**What to work on:**
All lines below must be repeated exactly, with the pictures omitted.

**Dataset content:**
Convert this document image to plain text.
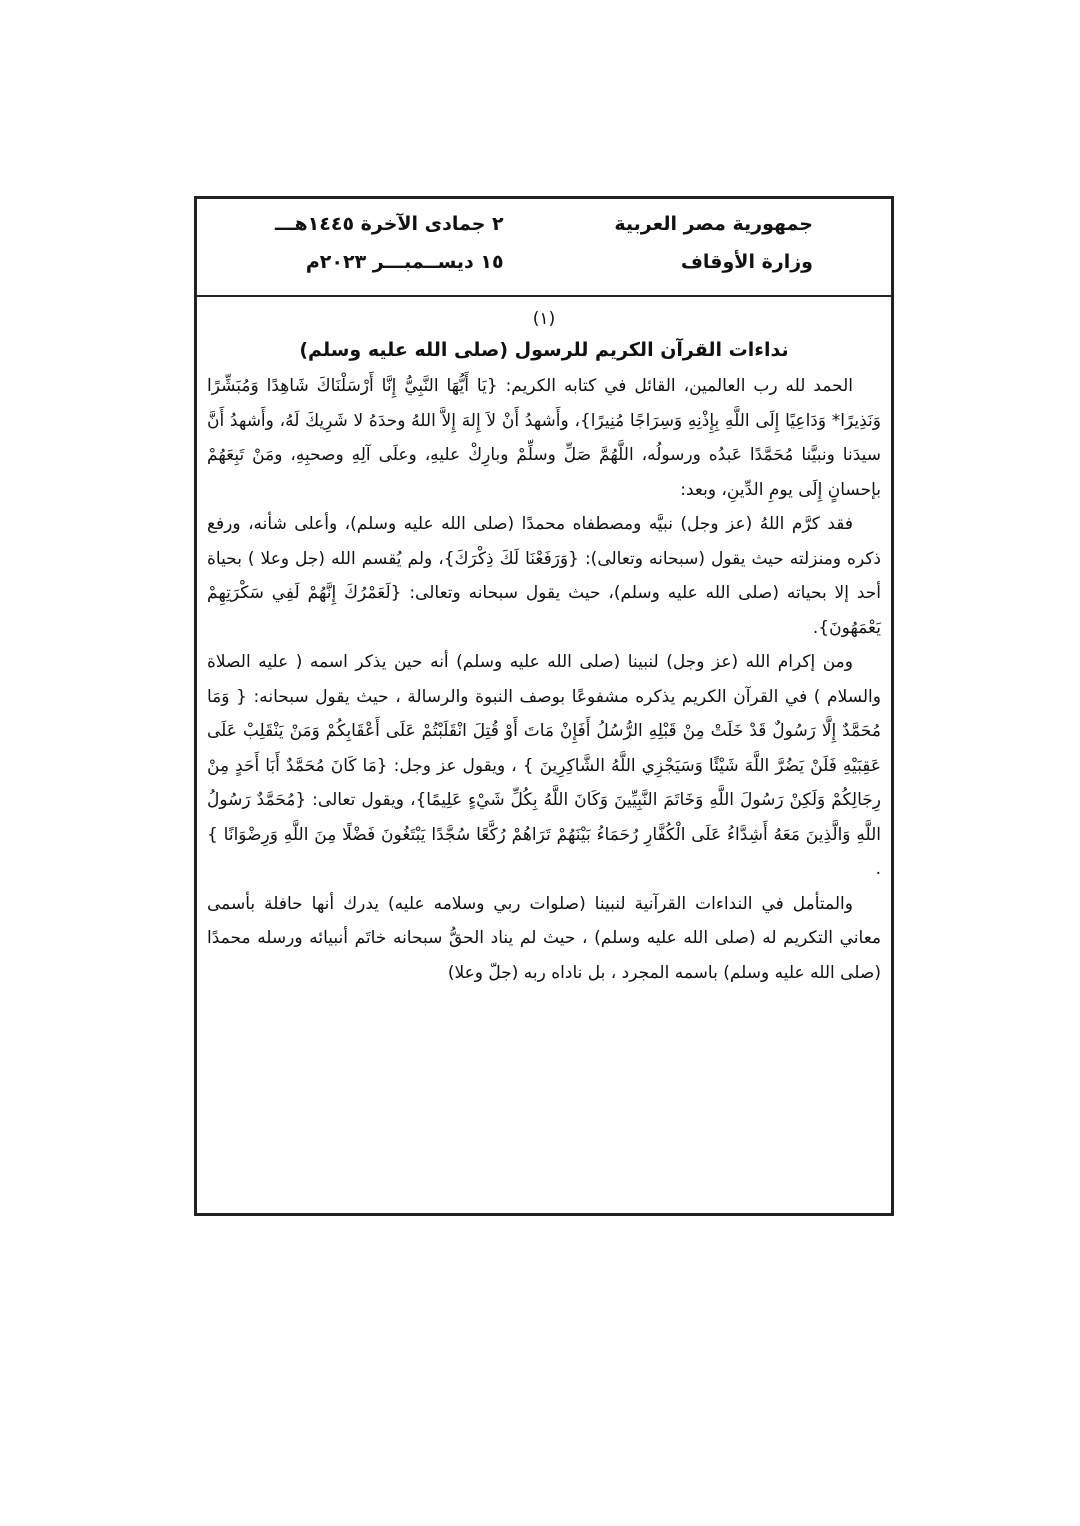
جمهورية مصر العربية
وزارة الأوقاف
٢ جمادى الآخرة ١٤٤٥هـــ
١٥ ديســمبـــر ٢٠٢٣م

(١)

نداءات القرآن الكريم للرسول (صلى الله عليه وسلم)

الحمد لله رب العالمين، القائل في كتابه الكريم: {يَا أَيُّهَا النَّبِيُّ إِنَّا أَرْسَلْنَاكَ شَاهِدًا وَمُبَشِّرًا وَنَذِيرًا* وَدَاعِيًا إِلَى اللَّهِ بِإِذْنِهِ وَسِرَاجًا مُنِيرًا}، وأَشهدُ أَنْ لاَ إِلهَ إِلاَّ اللهُ وحدَهُ لا شَرِيكَ لَهُ، وأَشهدُ أَنَّ سيدَنا ونبيَّنا مُحَمَّدًا عَبدُه ورسولُه، اللَّهُمَّ صَلِّ وسلِّمْ وبارِكْ عليهِ، وعلَى آلِهِ وصحبِهِ، ومَنْ تَبِعَهُمْ بإحسانٍ إِلَى يومِ الدِّينِ، وبعد:

فقد كرَّم اللهُ (عز وجل) نبيَّه ومصطفاه محمدًا (صلى الله عليه وسلم)، وأعلى شأنه، ورفع ذكره ومنزلته حيث يقول (سبحانه وتعالى): {وَرَفَعْنَا لَكَ ذِكْرَكَ}، ولم يُقسم الله (جل وعلا ) بحياة أحد إلا بحياته (صلى الله عليه وسلم)، حيث يقول سبحانه وتعالى: {لَعَمْرُكَ إِنَّهُمْ لَفِي سَكْرَتِهِمْ يَعْمَهُونَ}.

ومن إكرام الله (عز وجل) لنبينا (صلى الله عليه وسلم) أنه حين يذكر اسمه ( عليه الصلاة والسلام ) في القرآن الكريم يذكره مشفوعًا بوصف النبوة والرسالة ، حيث يقول سبحانه: { وَمَا مُحَمَّدٌ إِلَّا رَسُولٌ قَدْ خَلَتْ مِنْ قَبْلِهِ الرُّسُلُ أَفَإِنْ مَاتَ أَوْ قُتِلَ انْقَلَبْتُمْ عَلَى أَعْقَابِكُمْ وَمَنْ يَنْقَلِبْ عَلَى عَقِبَيْهِ فَلَنْ يَضُرَّ اللَّهَ شَيْئًا وَسَيَجْزِي اللَّهُ الشَّاكِرِينَ } ، ويقول عز وجل: {مَا كَانَ مُحَمَّدٌ أَبَا أَحَدٍ مِنْ رِجَالِكُمْ وَلَكِنْ رَسُولَ اللَّهِ وَخَاتَمَ النَّبِيِّينَ وَكَانَ اللَّهُ بِكُلِّ شَيْءٍ عَلِيمًا}، ويقول تعالى: {مُحَمَّدٌ رَسُولُ اللَّهِ وَالَّذِينَ مَعَهُ أَشِدَّاءُ عَلَى الْكُفَّارِ رُحَمَاءُ بَيْنَهُمْ تَرَاهُمْ رُكَّعًا سُجَّدًا يَبْتَغُونَ فَضْلًا مِنَ اللَّهِ وَرِضْوَانًا } .

والمتأمل في النداءات القرآنية لنبينا (صلوات ربي وسلامه عليه) يدرك أنها حافلة بأسمى معاني التكريم له (صلى الله عليه وسلم) ، حيث لم يناد الحقُّ سبحانه خاتَم أنبيائه ورسله محمدًا (صلى الله عليه وسلم) باسمه المجرد ، بل ناداه ربه (جلّ وعلا)
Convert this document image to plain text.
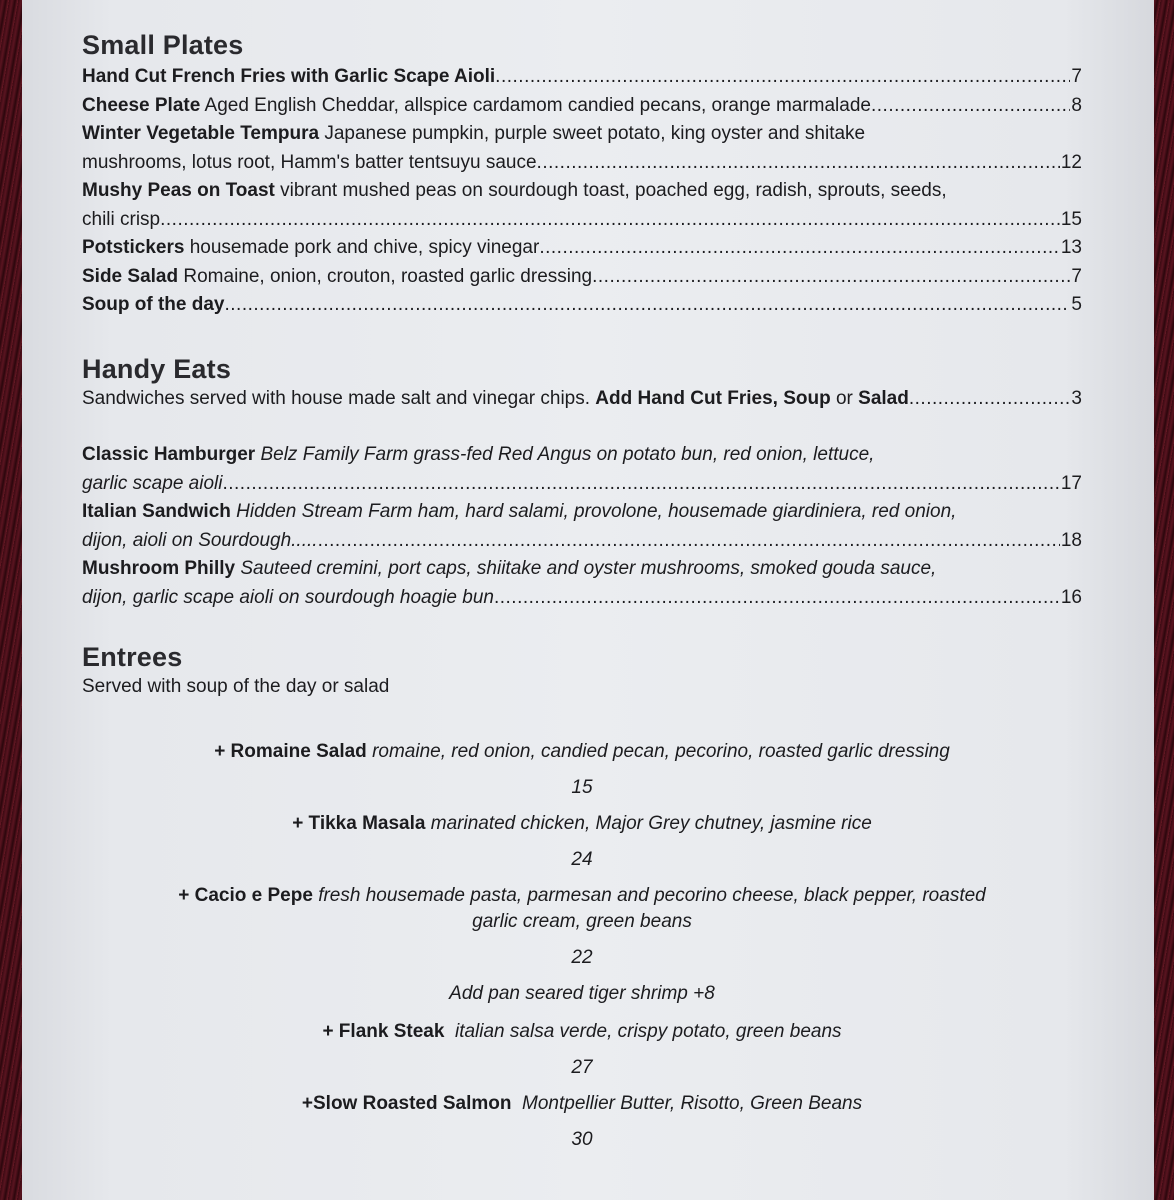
Small Plates
Hand Cut French Fries with Garlic Scape Aioli .....	7
Cheese Plate Aged English Cheddar, allspice cardamom candied pecans, orange marmalade .....	8
Winter Vegetable Tempura Japanese pumpkin, purple sweet potato, king oyster and shitake
mushrooms, lotus root, Hamm's batter tentsuyu sauce .....	12
Mushy Peas on Toast vibrant mushed peas on sourdough toast, poached egg, radish, sprouts, seeds,
chili crisp .....	15
Potstickers housemade pork and chive, spicy vinegar .....	13
Side Salad Romaine, onion, crouton, roasted garlic dressing .....	7
Soup of the day .....	5
Handy Eats
Sandwiches served with house made salt and vinegar chips. Add Hand Cut Fries, Soup or Salad .....	3
Classic Hamburger Belz Family Farm grass-fed Red Angus on potato bun, red onion, lettuce,
garlic scape aioli .....	17
Italian Sandwich Hidden Stream Farm ham, hard salami, provolone, housemade giardiniera, red onion,
dijon, aioli on Sourdough..... .....	18
Mushroom Philly Sauteed cremini, port caps, shiitake and oyster mushrooms, smoked gouda sauce,
dijon, garlic scape aioli on sourdough hoagie bun .....	16
Entrees
Served with soup of the day or salad
+ Romaine Salad romaine, red onion, candied pecan, pecorino, roasted garlic dressing
15
+ Tikka Masala marinated chicken, Major Grey chutney, jasmine rice
24
+ Cacio e Pepe fresh housemade pasta, parmesan and pecorino cheese, black pepper, roasted
garlic cream, green beans
22
Add pan seared tiger shrimp +8
+ Flank Steak italian salsa verde, crispy potato, green beans
27
+Slow Roasted Salmon Montpellier Butter, Risotto, Green Beans
30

**Expected answer:**
Convert this document image to plain text.
جمهورية مصر العربية
وزارة الأوقاف
٢ جمادى الآخرة ١٤٤٥هـــ
١٥ ديســمبـــر ٢٠٢٣م

(١)

نداءات القرآن الكريم للرسول (صلى الله عليه وسلم)

الحمد لله رب العالمين، القائل في كتابه الكريم: {يَا أَيُّهَا النَّبِيُّ إِنَّا أَرْسَلْنَاكَ شَاهِدًا وَمُبَشِّرًا وَنَذِيرًا* وَدَاعِيًا إِلَى اللَّهِ بِإِذْنِهِ وَسِرَاجًا مُنِيرًا}، وأَشهدُ أَنْ لاَ إِلهَ إِلاَّ اللهُ وحدَهُ لا شَرِيكَ لَهُ، وأَشهدُ أَنَّ سيدَنا ونبيَّنا مُحَمَّدًا عَبدُه ورسولُه، اللَّهُمَّ صَلِّ وسلِّمْ وبارِكْ عليهِ، وعلَى آلِهِ وصحبِهِ، ومَنْ تَبِعَهُمْ بإحسانٍ إِلَى يومِ الدِّينِ، وبعد:

فقد كرَّم اللهُ (عز وجل) نبيَّه ومصطفاه محمدًا (صلى الله عليه وسلم)، وأعلى شأنه، ورفع ذكره ومنزلته حيث يقول (سبحانه وتعالى): {وَرَفَعْنَا لَكَ ذِكْرَكَ}، ولم يُقسم الله (جل وعلا ) بحياة أحد إلا بحياته (صلى الله عليه وسلم)، حيث يقول سبحانه وتعالى: {لَعَمْرُكَ إِنَّهُمْ لَفِي سَكْرَتِهِمْ يَعْمَهُونَ}.

ومن إكرام الله (عز وجل) لنبينا (صلى الله عليه وسلم) أنه حين يذكر اسمه ( عليه الصلاة والسلام ) في القرآن الكريم يذكره مشفوعًا بوصف النبوة والرسالة ، حيث يقول سبحانه: { وَمَا مُحَمَّدٌ إِلَّا رَسُولٌ قَدْ خَلَتْ مِنْ قَبْلِهِ الرُّسُلُ أَفَإِنْ مَاتَ أَوْ قُتِلَ انْقَلَبْتُمْ عَلَى أَعْقَابِكُمْ وَمَنْ يَنْقَلِبْ عَلَى عَقِبَيْهِ فَلَنْ يَضُرَّ اللَّهَ شَيْئًا وَسَيَجْزِي اللَّهُ الشَّاكِرِينَ } ، ويقول عز وجل: {مَا كَانَ مُحَمَّدٌ أَبَا أَحَدٍ مِنْ رِجَالِكُمْ وَلَكِنْ رَسُولَ اللَّهِ وَخَاتَمَ النَّبِيِّينَ وَكَانَ اللَّهُ بِكُلِّ شَيْءٍ عَلِيمًا}، ويقول تعالى: {مُحَمَّدٌ رَسُولُ اللَّهِ وَالَّذِينَ مَعَهُ أَشِدَّاءُ عَلَى الْكُفَّارِ رُحَمَاءُ بَيْنَهُمْ تَرَاهُمْ رُكَّعًا سُجَّدًا يَبْتَغُونَ فَضْلًا مِنَ اللَّهِ وَرِضْوَانًا } .

والمتأمل في النداءات القرآنية لنبينا (صلوات ربي وسلامه عليه) يدرك أنها حافلة بأسمى معاني التكريم له (صلى الله عليه وسلم) ، حيث لم يناد الحقُّ سبحانه خاتَم أنبيائه ورسله محمدًا (صلى الله عليه وسلم) باسمه المجرد ، بل ناداه ربه (جلّ وعلا)
Convert this document image to plain text.
Small Plates
Hand Cut French Fries with Garlic Scape Aioli .....	7
Cheese Plate Aged English Cheddar, allspice cardamom candied pecans, orange marmalade .....	8
Winter Vegetable Tempura Japanese pumpkin, purple sweet potato, king oyster and shitake
mushrooms, lotus root, Hamm's batter tentsuyu sauce .....	12
Mushy Peas on Toast vibrant mushed peas on sourdough toast, poached egg, radish, sprouts, seeds,
chili crisp .....	15
Potstickers housemade pork and chive, spicy vinegar .....	13
Side Salad Romaine, onion, crouton, roasted garlic dressing .....	7
Soup of the day .....	5
Handy Eats
Sandwiches served with house made salt and vinegar chips. Add Hand Cut Fries, Soup or Salad .....	3
Classic Hamburger Belz Family Farm grass-fed Red Angus on potato bun, red onion, lettuce,
garlic scape aioli .....	17
Italian Sandwich Hidden Stream Farm ham, hard salami, provolone, housemade giardiniera, red onion,
dijon, aioli on Sourdough..... .....	18
Mushroom Philly Sauteed cremini, port caps, shiitake and oyster mushrooms, smoked gouda sauce,
dijon, garlic scape aioli on sourdough hoagie bun .....	16
Entrees
Served with soup of the day or salad
+ Romaine Salad romaine, red onion, candied pecan, pecorino, roasted garlic dressing
15
+ Tikka Masala marinated chicken, Major Grey chutney, jasmine rice
24
+ Cacio e Pepe fresh housemade pasta, parmesan and pecorino cheese, black pepper, roasted
garlic cream, green beans
22
Add pan seared tiger shrimp +8
+ Flank Steak italian salsa verde, crispy potato, green beans
27
+Slow Roasted Salmon Montpellier Butter, Risotto, Green Beans
30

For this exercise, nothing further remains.